» What is required
Copy nothing but the lines running from the one containing "Read all visible content and emit it as JSON." through the end of the listing below. Drop the pictures.

Entries from a visual dataset
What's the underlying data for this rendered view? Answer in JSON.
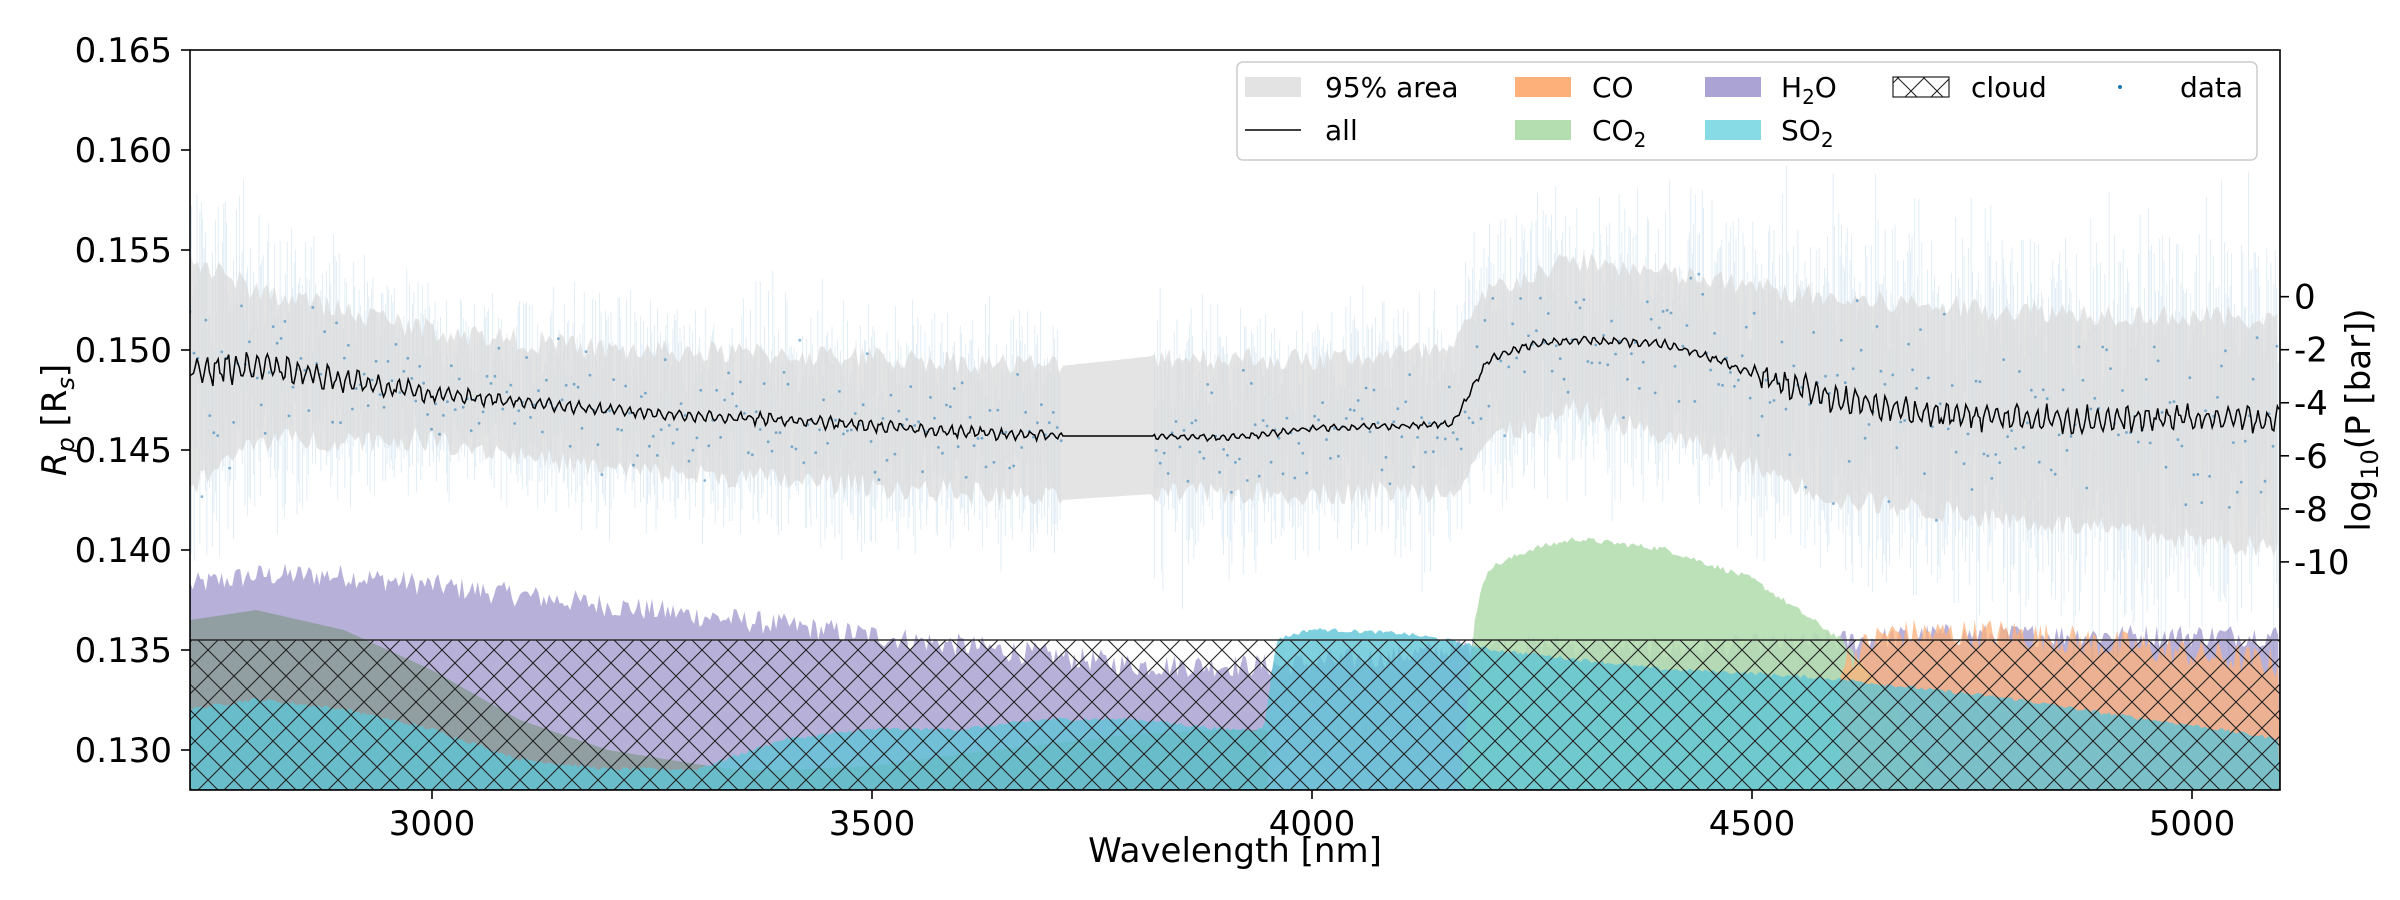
{
  "chart_data": {
    "type": "line",
    "xlabel": "Wavelength [nm]",
    "ylabel": "R_p [R_s]",
    "ylabel_parts": {
      "main": "R",
      "main_sub": "p",
      "open": " [R",
      "sub": "s",
      "close": "]"
    },
    "y2label": "log10(P [bar])",
    "y2label_parts": {
      "main": "log",
      "sub": "10",
      "rest": "(P [bar])"
    },
    "xlim": [
      2725,
      5100
    ],
    "ylim": [
      0.128,
      0.165
    ],
    "y2lim": [
      -18.6,
      9.3
    ],
    "xticks": [
      3000,
      3500,
      4000,
      4500,
      5000
    ],
    "xtick_labels": [
      "3000",
      "3500",
      "4000",
      "4500",
      "5000"
    ],
    "yticks": [
      0.13,
      0.135,
      0.14,
      0.145,
      0.15,
      0.155,
      0.16,
      0.165
    ],
    "ytick_labels": [
      "0.130",
      "0.135",
      "0.140",
      "0.145",
      "0.150",
      "0.155",
      "0.160",
      "0.165"
    ],
    "y2ticks": [
      -10,
      -8,
      -6,
      -4,
      -2,
      0
    ],
    "y2tick_labels": [
      "-10",
      "-8",
      "-6",
      "-4",
      "-2",
      "0"
    ],
    "grid": false,
    "legend_position": "top-right",
    "gap": [
      3715,
      3820
    ],
    "cloud_top": 0.1355,
    "legend": [
      {
        "key": "area",
        "label": "95% area"
      },
      {
        "key": "co",
        "label": "CO"
      },
      {
        "key": "h2o",
        "label": "H2O",
        "main": "H",
        "sub": "2",
        "rest": "O"
      },
      {
        "key": "cloud",
        "label": "cloud"
      },
      {
        "key": "data",
        "label": "data"
      },
      {
        "key": "all",
        "label": "all"
      },
      {
        "key": "co2",
        "label": "CO2",
        "main": "CO",
        "sub": "2",
        "rest": ""
      },
      {
        "key": "so2",
        "label": "SO2",
        "main": "SO",
        "sub": "2",
        "rest": ""
      }
    ],
    "series": [
      {
        "name": "all",
        "x": [
          2725,
          2800,
          2900,
          3000,
          3100,
          3200,
          3300,
          3400,
          3500,
          3600,
          3715,
          3820,
          3900,
          3950,
          4000,
          4100,
          4160,
          4175,
          4200,
          4250,
          4300,
          4400,
          4450,
          4500,
          4600,
          4700,
          4800,
          4900,
          5000,
          5100
        ],
        "y": [
          0.149,
          0.1492,
          0.1485,
          0.1478,
          0.1474,
          0.147,
          0.1467,
          0.1465,
          0.1462,
          0.1459,
          0.1457,
          0.1457,
          0.1456,
          0.1458,
          0.1461,
          0.1462,
          0.1463,
          0.1475,
          0.1495,
          0.1503,
          0.1505,
          0.1503,
          0.1497,
          0.1488,
          0.1475,
          0.1468,
          0.1466,
          0.1465,
          0.1466,
          0.1465
        ]
      },
      {
        "name": "95% area",
        "x": [
          2725,
          2800,
          3000,
          3200,
          3400,
          3715,
          3820,
          4000,
          4160,
          4200,
          4300,
          4450,
          4600,
          4800,
          5100
        ],
        "upper": [
          0.1545,
          0.153,
          0.151,
          0.15,
          0.1498,
          0.1492,
          0.1497,
          0.1495,
          0.15,
          0.153,
          0.1545,
          0.1535,
          0.1525,
          0.152,
          0.1515
        ],
        "lower": [
          0.143,
          0.1455,
          0.1455,
          0.144,
          0.1435,
          0.1425,
          0.1428,
          0.1428,
          0.143,
          0.1455,
          0.147,
          0.145,
          0.1425,
          0.1415,
          0.14
        ]
      },
      {
        "name": "H2O",
        "x": [
          2725,
          2800,
          2900,
          3000,
          3100,
          3200,
          3300,
          3400,
          3500,
          3600,
          3700,
          3800,
          3950,
          3960,
          4100,
          4200,
          4300,
          4400,
          4500,
          4600,
          4700,
          4800,
          4900,
          5000,
          5100
        ],
        "y": [
          0.138,
          0.1385,
          0.1385,
          0.138,
          0.1375,
          0.137,
          0.1365,
          0.136,
          0.1355,
          0.135,
          0.1345,
          0.134,
          0.134,
          0.134,
          0.1345,
          0.135,
          0.135,
          0.1348,
          0.135,
          0.1352,
          0.1355,
          0.1355,
          0.1355,
          0.1355,
          0.1355
        ]
      },
      {
        "name": "CO2",
        "x": [
          4170,
          4185,
          4190,
          4200,
          4250,
          4300,
          4400,
          4500,
          4550,
          4600,
          4650,
          4700
        ],
        "y": [
          0.129,
          0.1365,
          0.1375,
          0.139,
          0.14,
          0.1405,
          0.14,
          0.1385,
          0.137,
          0.1355,
          0.133,
          0.129
        ]
      },
      {
        "name": "CO",
        "x": [
          4600,
          4650,
          4700,
          4800,
          4900,
          5000,
          5100
        ],
        "y": [
          0.134,
          0.1355,
          0.1355,
          0.1355,
          0.135,
          0.1345,
          0.134
        ]
      },
      {
        "name": "SO2",
        "x": [
          2725,
          2800,
          2900,
          3000,
          3100,
          3200,
          3300,
          3400,
          3500,
          3600,
          3700,
          3800,
          3900,
          3945,
          3960,
          4000,
          4100,
          4150,
          4200,
          4300,
          4400,
          4500,
          4600,
          4700,
          4800,
          4900,
          5000,
          5100
        ],
        "y": [
          0.132,
          0.1325,
          0.132,
          0.131,
          0.1295,
          0.129,
          0.129,
          0.1305,
          0.131,
          0.131,
          0.1315,
          0.1315,
          0.131,
          0.131,
          0.1355,
          0.136,
          0.1358,
          0.1355,
          0.135,
          0.1345,
          0.134,
          0.1338,
          0.1335,
          0.133,
          0.1325,
          0.1318,
          0.1312,
          0.1305
        ]
      },
      {
        "name": "contribution-grey",
        "x": [
          2725,
          2800,
          2900,
          3000,
          3100,
          3200,
          3300,
          3350,
          3400,
          3500,
          3600,
          3700,
          3800,
          3900,
          3950
        ],
        "y": [
          0.1365,
          0.137,
          0.136,
          0.134,
          0.1315,
          0.13,
          0.1293,
          0.129,
          0.129,
          0.1292,
          0.1298,
          0.1303,
          0.1308,
          0.131,
          0.131
        ]
      }
    ]
  }
}
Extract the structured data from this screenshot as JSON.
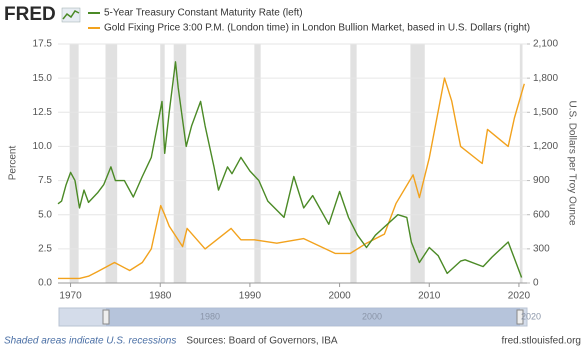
{
  "logo": "FRED",
  "chart_data": {
    "type": "line",
    "series": [
      {
        "name": "5-Year Treasury Constant Maturity Rate (left)",
        "color": "#4b8a26",
        "axis": "y",
        "x": [
          1968.6,
          1969,
          1969.5,
          1970,
          1970.5,
          1971,
          1971.5,
          1972,
          1973,
          1973.7,
          1974.5,
          1975,
          1976,
          1977,
          1978,
          1979,
          1980.2,
          1980.5,
          1981,
          1981.7,
          1982,
          1982.9,
          1983.5,
          1984.5,
          1985,
          1986,
          1986.5,
          1987.5,
          1988,
          1989,
          1990,
          1991,
          1992,
          1993.8,
          1994.9,
          1996,
          1997,
          1998.8,
          2000,
          2001,
          2002,
          2003,
          2004,
          2006.5,
          2007.5,
          2008,
          2008.9,
          2010,
          2011,
          2012,
          2013.5,
          2014,
          2016,
          2017,
          2018.8,
          2019.5,
          2020.3
        ],
        "values": [
          5.8,
          6.0,
          7.2,
          8.1,
          7.5,
          5.5,
          6.8,
          5.9,
          6.6,
          7.2,
          8.5,
          7.5,
          7.5,
          6.3,
          7.8,
          9.2,
          13.3,
          9.5,
          12.5,
          16.2,
          14.3,
          10.0,
          11.5,
          13.3,
          11.5,
          8.5,
          6.8,
          8.5,
          8.0,
          9.2,
          8.2,
          7.5,
          6.0,
          4.8,
          7.8,
          5.5,
          6.4,
          4.3,
          6.7,
          4.8,
          3.5,
          2.6,
          3.5,
          5.0,
          4.8,
          3.0,
          1.5,
          2.6,
          2.0,
          0.7,
          1.6,
          1.7,
          1.2,
          1.9,
          3.0,
          1.8,
          0.4
        ]
      },
      {
        "name": "Gold Fixing Price 3:00 P.M. (London time) in London Bullion Market, based in U.S. Dollars (right)",
        "color": "#f2a21d",
        "axis": "y2",
        "x": [
          1968.6,
          1971,
          1972,
          1973,
          1974.9,
          1976.6,
          1978,
          1979,
          1980.05,
          1980.5,
          1981,
          1982.5,
          1983,
          1985,
          1987.9,
          1989,
          1990.5,
          1993,
          1996,
          1999.5,
          2001.2,
          2003,
          2005,
          2006.3,
          2008.2,
          2008.9,
          2010,
          2011.7,
          2012.5,
          2013.5,
          2015.9,
          2016.5,
          2018.8,
          2019.5,
          2020.6
        ],
        "values": [
          40,
          40,
          60,
          100,
          180,
          110,
          180,
          300,
          680,
          600,
          500,
          320,
          480,
          300,
          480,
          380,
          380,
          350,
          390,
          260,
          260,
          350,
          430,
          700,
          950,
          750,
          1100,
          1800,
          1600,
          1200,
          1050,
          1350,
          1200,
          1450,
          1750
        ]
      }
    ],
    "recessions": [
      [
        1969.9,
        1970.9
      ],
      [
        1973.9,
        1975.2
      ],
      [
        1980.0,
        1980.5
      ],
      [
        1981.5,
        1982.9
      ],
      [
        1990.5,
        1991.2
      ],
      [
        2001.2,
        2001.9
      ],
      [
        2007.9,
        2009.5
      ],
      [
        2020.1,
        2020.4
      ]
    ],
    "xlim": [
      1968.6,
      2020.9
    ],
    "xticks": [
      1970,
      1980,
      1990,
      2000,
      2010,
      2020
    ],
    "ylim": [
      0,
      17.5
    ],
    "yticks": [
      {
        "value": 0,
        "label": "0.0"
      },
      {
        "value": 2.5,
        "label": "2.5"
      },
      {
        "value": 5,
        "label": "5.0"
      },
      {
        "value": 7.5,
        "label": "7.5"
      },
      {
        "value": 10,
        "label": "10.0"
      },
      {
        "value": 12.5,
        "label": "12.5"
      },
      {
        "value": 15,
        "label": "15.0"
      },
      {
        "value": 17.5,
        "label": "17.5"
      }
    ],
    "y2lim": [
      0,
      2100
    ],
    "y2ticks": [
      0,
      300,
      600,
      900,
      {
        "value": 1200,
        "label": "1,200"
      },
      {
        "value": 1500,
        "label": "1,500"
      },
      {
        "value": 1800,
        "label": "1,800"
      },
      {
        "value": 2100,
        "label": "2,100"
      }
    ],
    "ylabel": "Percent",
    "y2label": "U.S. Dollars per Troy Ounce",
    "grid": true,
    "navigator_labels": [
      "1980",
      "2000",
      "2020"
    ],
    "footnote": "Shaded areas indicate U.S. recessions",
    "source": "Sources: Board of Governors, IBA",
    "site": "fred.stlouisfed.org"
  }
}
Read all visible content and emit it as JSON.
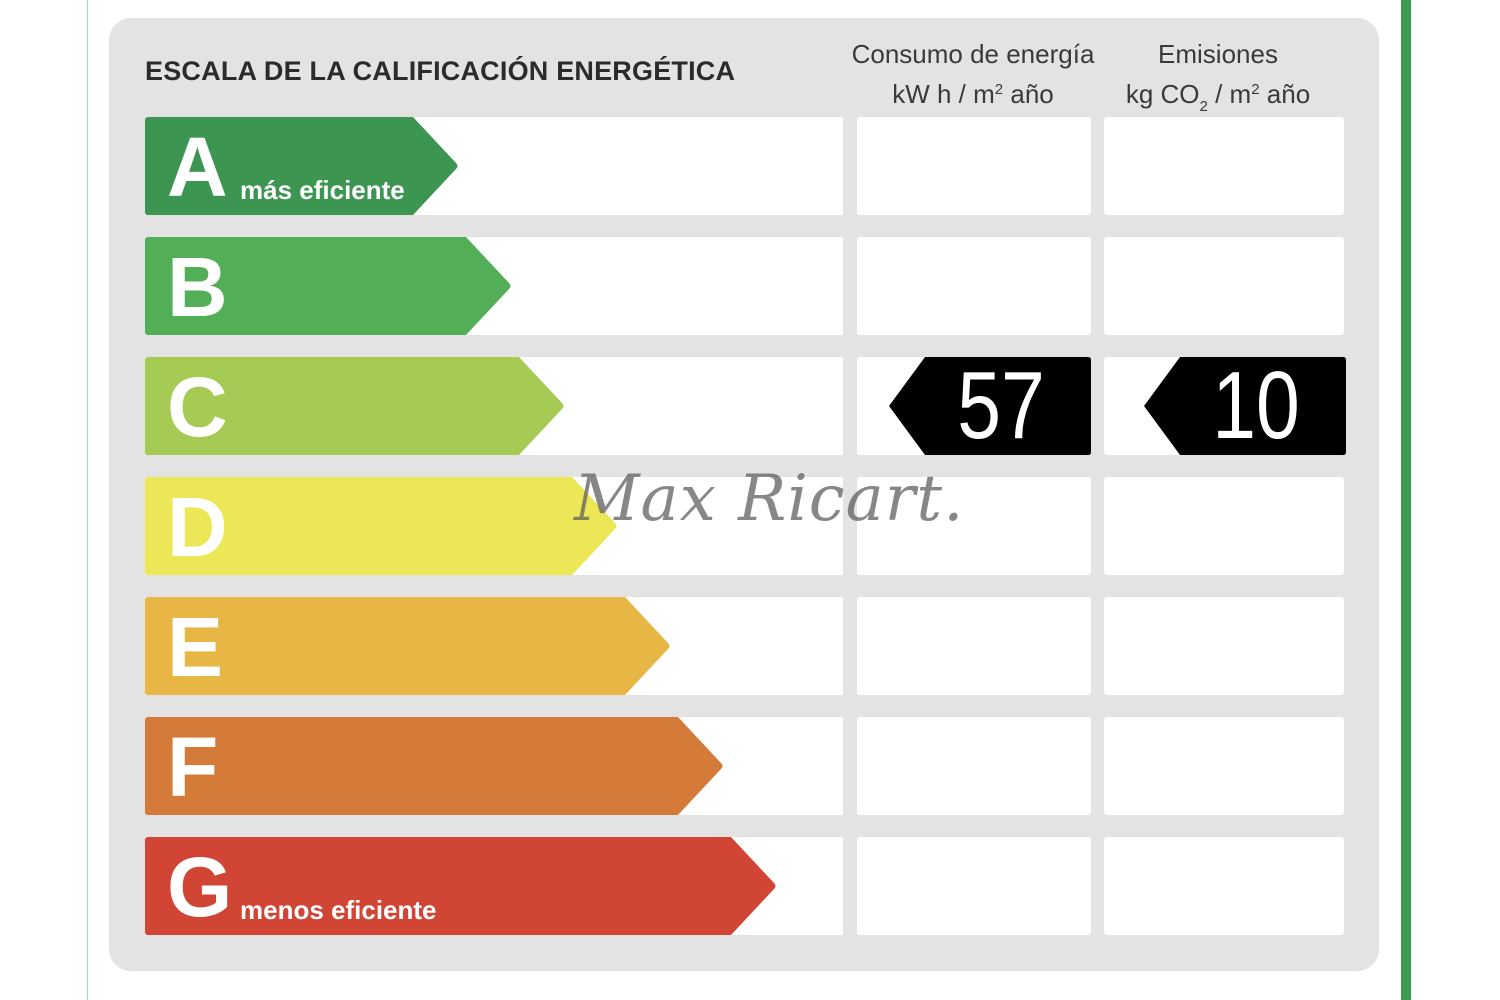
{
  "header": {
    "title": "ESCALA DE LA CALIFICACIÓN ENERGÉTICA",
    "energy_col": {
      "line1": "Consumo de energía",
      "line2_unit": "kW h  / m",
      "line2_sup": "2",
      "line2_tail": " año"
    },
    "emissions_col": {
      "line1": "Emisiones",
      "line2_unit": "kg CO",
      "line2_sub": "2",
      "line2_mid": "  / m",
      "line2_sup": "2",
      "line2_tail": " año"
    }
  },
  "ratings": [
    {
      "letter": "A",
      "caption": "más eficiente",
      "color": "#3c9652"
    },
    {
      "letter": "B",
      "caption": "",
      "color": "#52ae57"
    },
    {
      "letter": "C",
      "caption": "",
      "color": "#a6cb54"
    },
    {
      "letter": "D",
      "caption": "",
      "color": "#ebe757"
    },
    {
      "letter": "E",
      "caption": "",
      "color": "#e8b644"
    },
    {
      "letter": "F",
      "caption": "",
      "color": "#d47b3a"
    },
    {
      "letter": "G",
      "caption": "menos eficiente",
      "color": "#d04533"
    }
  ],
  "result": {
    "rating": "C",
    "energy_value": "57",
    "emissions_value": "10",
    "tag_color": "#000000"
  },
  "watermark": "Max Ricart."
}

» Finished exercise
Read all visible content and emit it as JSON.
{
  "header": {
    "title": "ESCALA DE LA CALIFICACIÓN ENERGÉTICA",
    "energy_col": {
      "line1": "Consumo de energía",
      "line2_unit": "kW h  / m",
      "line2_sup": "2",
      "line2_tail": " año"
    },
    "emissions_col": {
      "line1": "Emisiones",
      "line2_unit": "kg CO",
      "line2_sub": "2",
      "line2_mid": "  / m",
      "line2_sup": "2",
      "line2_tail": " año"
    }
  },
  "ratings": [
    {
      "letter": "A",
      "caption": "más eficiente",
      "color": "#3c9652"
    },
    {
      "letter": "B",
      "caption": "",
      "color": "#52ae57"
    },
    {
      "letter": "C",
      "caption": "",
      "color": "#a6cb54"
    },
    {
      "letter": "D",
      "caption": "",
      "color": "#ebe757"
    },
    {
      "letter": "E",
      "caption": "",
      "color": "#e8b644"
    },
    {
      "letter": "F",
      "caption": "",
      "color": "#d47b3a"
    },
    {
      "letter": "G",
      "caption": "menos eficiente",
      "color": "#d04533"
    }
  ],
  "result": {
    "rating": "C",
    "energy_value": "57",
    "emissions_value": "10",
    "tag_color": "#000000"
  },
  "watermark": "Max Ricart."
}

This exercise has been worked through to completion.